__THE PROBLEM__
From the line containing "What's the underlying" down to the last line, set down each line exactly as it is, and nothing more. Leave the pictures out.

__MATERIAL FOR THIS TASK__
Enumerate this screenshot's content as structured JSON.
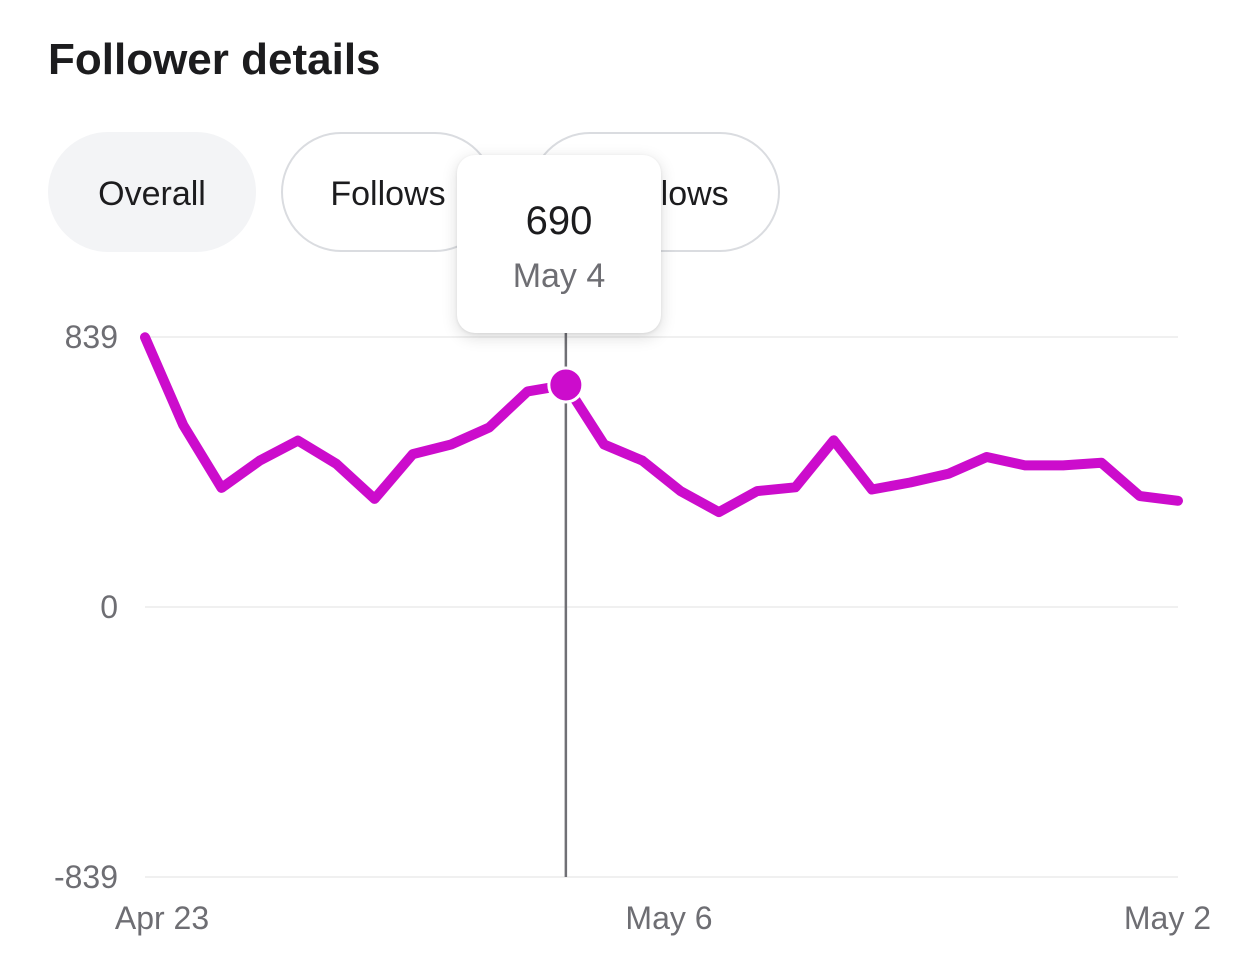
{
  "header": {
    "title": "Follower details"
  },
  "tabs": [
    {
      "label": "Overall",
      "active": true
    },
    {
      "label": "Follows",
      "active": false
    },
    {
      "label": "Unfollows",
      "active": false
    }
  ],
  "tooltip": {
    "value": "690",
    "date": "May 4"
  },
  "colors": {
    "line": "#cc0ccc",
    "grid": "#ececec",
    "crosshair": "#707075"
  },
  "chart_data": {
    "type": "line",
    "title": "",
    "xlabel": "",
    "ylabel": "",
    "ylim": [
      -839,
      839
    ],
    "yticks": [
      839,
      0,
      -839
    ],
    "ytick_labels": [
      "839",
      "0",
      "-839"
    ],
    "xtick_labels": [
      {
        "label": "Apr 23",
        "index": 0
      },
      {
        "label": "May 6",
        "index": 13
      },
      {
        "label": "May 2",
        "index": 27
      }
    ],
    "highlight_index": 11,
    "grid": true,
    "legend": "none",
    "series": [
      {
        "values": [
          838,
          565,
          370,
          455,
          517,
          445,
          336,
          475,
          505,
          558,
          670,
          690,
          505,
          455,
          360,
          295,
          360,
          372,
          518,
          365,
          387,
          414,
          466,
          440,
          440,
          448,
          345,
          330
        ]
      }
    ]
  }
}
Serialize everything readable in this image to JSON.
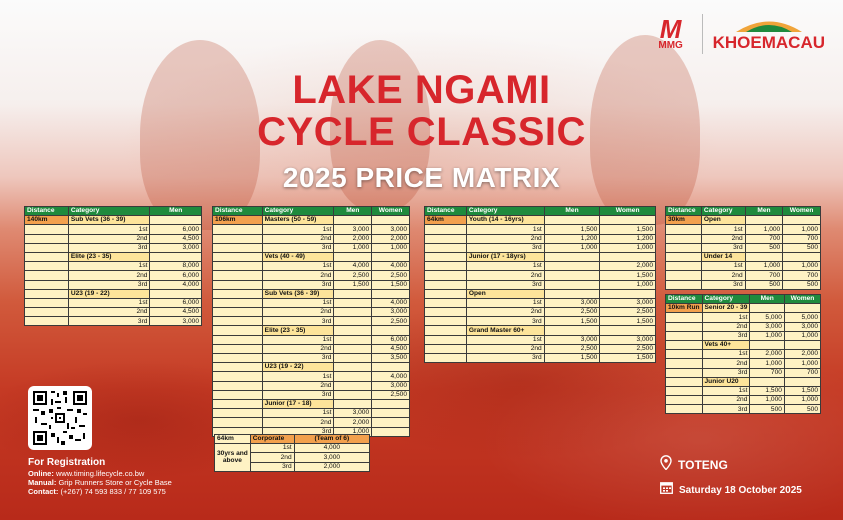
{
  "logos": {
    "mmg": "MMG",
    "khoemacau": "KHOEMACAU"
  },
  "title": {
    "line1": "LAKE NGAMI",
    "line2": "CYCLE CLASSIC",
    "line3": "2025 PRICE MATRIX"
  },
  "t1": {
    "headers": [
      "Distance",
      "Category",
      "Men"
    ],
    "distance": "140km",
    "rows": [
      [
        "",
        "Sub Vets (36 - 39)",
        ""
      ],
      [
        "",
        "1st",
        "6,000"
      ],
      [
        "",
        "2nd",
        "4,500"
      ],
      [
        "",
        "3rd",
        "3,000"
      ],
      [
        "",
        "Elite (23 - 35)",
        ""
      ],
      [
        "",
        "1st",
        "8,000"
      ],
      [
        "",
        "2nd",
        "6,000"
      ],
      [
        "",
        "3rd",
        "4,000"
      ],
      [
        "",
        "U23 (19 - 22)",
        ""
      ],
      [
        "",
        "1st",
        "6,000"
      ],
      [
        "",
        "2nd",
        "4,500"
      ],
      [
        "",
        "3rd",
        "3,000"
      ]
    ]
  },
  "t2": {
    "headers": [
      "Distance",
      "Category",
      "Men",
      "Women"
    ],
    "distance": "106km",
    "rows": [
      [
        "Masters (50 - 59)",
        "",
        ""
      ],
      [
        "1st",
        "3,000",
        "3,000"
      ],
      [
        "2nd",
        "2,000",
        "2,000"
      ],
      [
        "3rd",
        "1,000",
        "1,000"
      ],
      [
        "Vets (40 - 49)",
        "",
        ""
      ],
      [
        "1st",
        "4,000",
        "4,000"
      ],
      [
        "2nd",
        "2,500",
        "2,500"
      ],
      [
        "3rd",
        "1,500",
        "1,500"
      ],
      [
        "Sub Vets (36 - 39)",
        "",
        ""
      ],
      [
        "1st",
        "",
        "4,000"
      ],
      [
        "2nd",
        "",
        "3,000"
      ],
      [
        "3rd",
        "",
        "2,500"
      ],
      [
        "Elite (23 - 35)",
        "",
        ""
      ],
      [
        "1st",
        "",
        "6,000"
      ],
      [
        "2nd",
        "",
        "4,500"
      ],
      [
        "3rd",
        "",
        "3,500"
      ],
      [
        "U23 (19 - 22)",
        "",
        ""
      ],
      [
        "1st",
        "",
        "4,000"
      ],
      [
        "2nd",
        "",
        "3,000"
      ],
      [
        "3rd",
        "",
        "2,500"
      ],
      [
        "Junior (17 - 18)",
        "",
        ""
      ],
      [
        "1st",
        "3,000",
        ""
      ],
      [
        "2nd",
        "2,000",
        ""
      ],
      [
        "3rd",
        "1,000",
        ""
      ]
    ]
  },
  "t3": {
    "headers": [
      "Distance",
      "Category",
      "Men",
      "Women"
    ],
    "distance": "64km",
    "rows": [
      [
        "Youth (14 - 16yrs)",
        "",
        ""
      ],
      [
        "1st",
        "1,500",
        "1,500"
      ],
      [
        "2nd",
        "1,200",
        "1,200"
      ],
      [
        "3rd",
        "1,000",
        "1,000"
      ],
      [
        "Junior (17 - 18yrs)",
        "",
        ""
      ],
      [
        "1st",
        "",
        "2,000"
      ],
      [
        "2nd",
        "",
        "1,500"
      ],
      [
        "3rd",
        "",
        "1,000"
      ],
      [
        "Open",
        "",
        ""
      ],
      [
        "1st",
        "3,000",
        "3,000"
      ],
      [
        "2nd",
        "2,500",
        "2,500"
      ],
      [
        "3rd",
        "1,500",
        "1,500"
      ],
      [
        "Grand Master 60+",
        "",
        ""
      ],
      [
        "1st",
        "3,000",
        "3,000"
      ],
      [
        "2nd",
        "2,500",
        "2,500"
      ],
      [
        "3rd",
        "1,500",
        "1,500"
      ]
    ]
  },
  "t4": {
    "headers": [
      "Distance",
      "Category",
      "Men",
      "Women"
    ],
    "distance": "30km",
    "rows": [
      [
        "Open",
        "",
        ""
      ],
      [
        "1st",
        "1,000",
        "1,000"
      ],
      [
        "2nd",
        "700",
        "700"
      ],
      [
        "3rd",
        "500",
        "500"
      ],
      [
        "Under 14",
        "",
        ""
      ],
      [
        "1st",
        "1,000",
        "1,000"
      ],
      [
        "2nd",
        "700",
        "700"
      ],
      [
        "3rd",
        "500",
        "500"
      ]
    ]
  },
  "t5": {
    "headers": [
      "Distance",
      "Category",
      "Men",
      "Women"
    ],
    "distance": "10km Run",
    "rows": [
      [
        "Senior 20 - 39",
        "",
        ""
      ],
      [
        "1st",
        "5,000",
        "5,000"
      ],
      [
        "2nd",
        "3,000",
        "3,000"
      ],
      [
        "3rd",
        "1,000",
        "1,000"
      ],
      [
        "Vets 40+",
        "",
        ""
      ],
      [
        "1st",
        "2,000",
        "2,000"
      ],
      [
        "2nd",
        "1,000",
        "1,000"
      ],
      [
        "3rd",
        "700",
        "700"
      ],
      [
        "Junior U20",
        "",
        ""
      ],
      [
        "1st",
        "1,500",
        "1,500"
      ],
      [
        "2nd",
        "1,000",
        "1,000"
      ],
      [
        "3rd",
        "500",
        "500"
      ]
    ]
  },
  "t6": {
    "headers": [
      "64km",
      "Corporate",
      "(Team of 6)"
    ],
    "label": "30yrs and above",
    "rows": [
      [
        "1st",
        "4,000"
      ],
      [
        "2nd",
        "3,000"
      ],
      [
        "3rd",
        "2,000"
      ]
    ]
  },
  "registration": {
    "heading": "For Registration",
    "online_label": "Online:",
    "online": "www.timing.lifecycle.co.bw",
    "manual_label": "Manual:",
    "manual": "Grip Runners Store or Cycle Base",
    "contact_label": "Contact:",
    "contact": "(+267) 74 593 833 /  77 109 575"
  },
  "venue": {
    "location": "TOTENG",
    "date": "Saturday 18 October 2025"
  },
  "icons": [
    "location-pin-icon",
    "calendar-icon",
    "qr-code"
  ],
  "colors": {
    "brand_red": "#d7262c",
    "header_green": "#1f8a3d",
    "cell_yellow": "#fef2c4",
    "distance_orange": "#f2a04d"
  }
}
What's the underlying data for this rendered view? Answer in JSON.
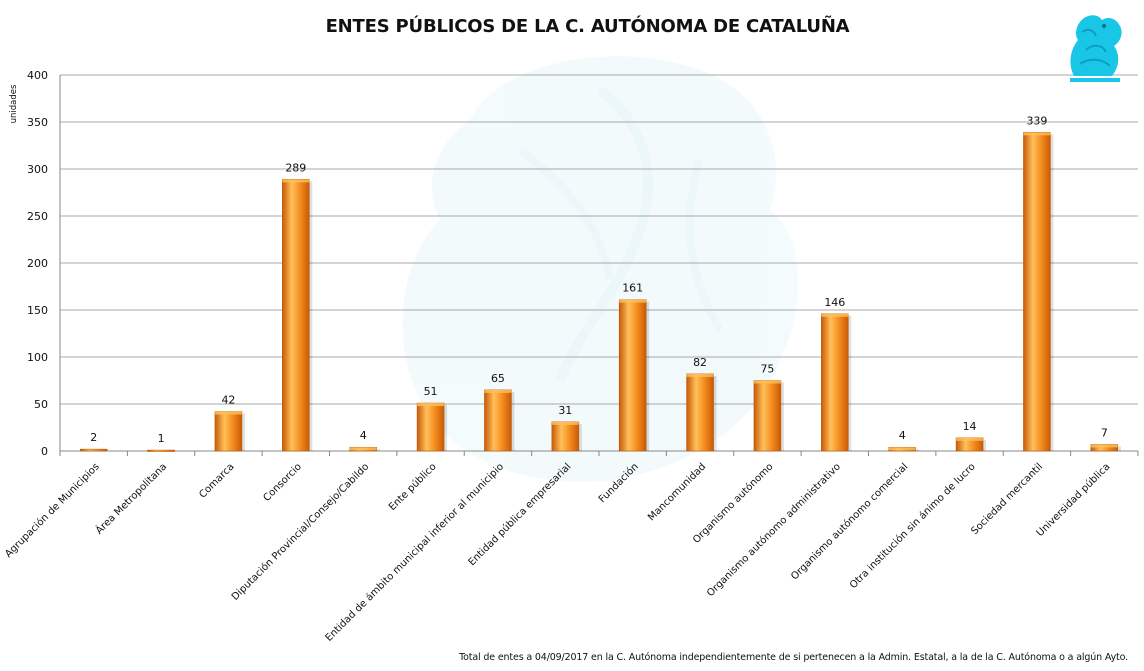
{
  "chart_data": {
    "type": "bar",
    "title": "ENTES PÚBLICOS DE LA C. AUTÓNOMA DE CATALUÑA",
    "ylabel": "unidades",
    "xlabel": "",
    "ylim": [
      0,
      400
    ],
    "yticks": [
      0,
      50,
      100,
      150,
      200,
      250,
      300,
      350,
      400
    ],
    "grid": true,
    "legend": "none",
    "categories": [
      "Agrupación de Municipios",
      "Área Metropolitana",
      "Comarca",
      "Consorcio",
      "Diputación Provincial/Consejo/Cabildo",
      "Ente público",
      "Entidad de ámbito municipal inferior al municipio",
      "Entidad pública empresarial",
      "Fundación",
      "Mancomunidad",
      "Organismo autónomo",
      "Organismo autónomo administrativo",
      "Organismo autónomo comercial",
      "Otra institución sin ánimo de lucro",
      "Sociedad mercantil",
      "Universidad pública"
    ],
    "values": [
      2,
      1,
      42,
      289,
      4,
      51,
      65,
      31,
      161,
      82,
      75,
      146,
      4,
      14,
      339,
      7
    ],
    "bar_color": "#F28A1A",
    "footnote": "Total de entes a 04/09/2017 en la C. Autónoma independientemente de si pertenecen a la Admin. Estatal, a la de la C. Autónoma o a algún Ayto."
  },
  "colors": {
    "bar_light": "#FFC05A",
    "bar_mid": "#F58E1F",
    "bar_dark": "#C95A06",
    "logo": "#19C6E6",
    "watermark": "#EAF7FB",
    "grid": "#A8A8A8"
  },
  "icons": {
    "logo": "griffin-logo-icon",
    "watermark": "eagle-watermark-icon"
  }
}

__PROBLEM SOLUTION__
What's the underlying data for this rendered view? Answer in JSON.
{
  "chart_data": {
    "type": "bar",
    "title": "ENTES PÚBLICOS DE LA C. AUTÓNOMA DE CATALUÑA",
    "ylabel": "unidades",
    "xlabel": "",
    "ylim": [
      0,
      400
    ],
    "yticks": [
      0,
      50,
      100,
      150,
      200,
      250,
      300,
      350,
      400
    ],
    "grid": true,
    "legend": "none",
    "categories": [
      "Agrupación de Municipios",
      "Área Metropolitana",
      "Comarca",
      "Consorcio",
      "Diputación Provincial/Consejo/Cabildo",
      "Ente público",
      "Entidad de ámbito municipal inferior al municipio",
      "Entidad pública empresarial",
      "Fundación",
      "Mancomunidad",
      "Organismo autónomo",
      "Organismo autónomo administrativo",
      "Organismo autónomo comercial",
      "Otra institución sin ánimo de lucro",
      "Sociedad mercantil",
      "Universidad pública"
    ],
    "values": [
      2,
      1,
      42,
      289,
      4,
      51,
      65,
      31,
      161,
      82,
      75,
      146,
      4,
      14,
      339,
      7
    ],
    "bar_color": "#F28A1A",
    "footnote": "Total de entes a 04/09/2017 en la C. Autónoma independientemente de si pertenecen a la Admin. Estatal, a la de la C. Autónoma o a algún Ayto."
  },
  "colors": {
    "bar_light": "#FFC05A",
    "bar_mid": "#F58E1F",
    "bar_dark": "#C95A06",
    "logo": "#19C6E6",
    "watermark": "#EAF7FB",
    "grid": "#A8A8A8"
  },
  "icons": {
    "logo": "griffin-logo-icon",
    "watermark": "eagle-watermark-icon"
  }
}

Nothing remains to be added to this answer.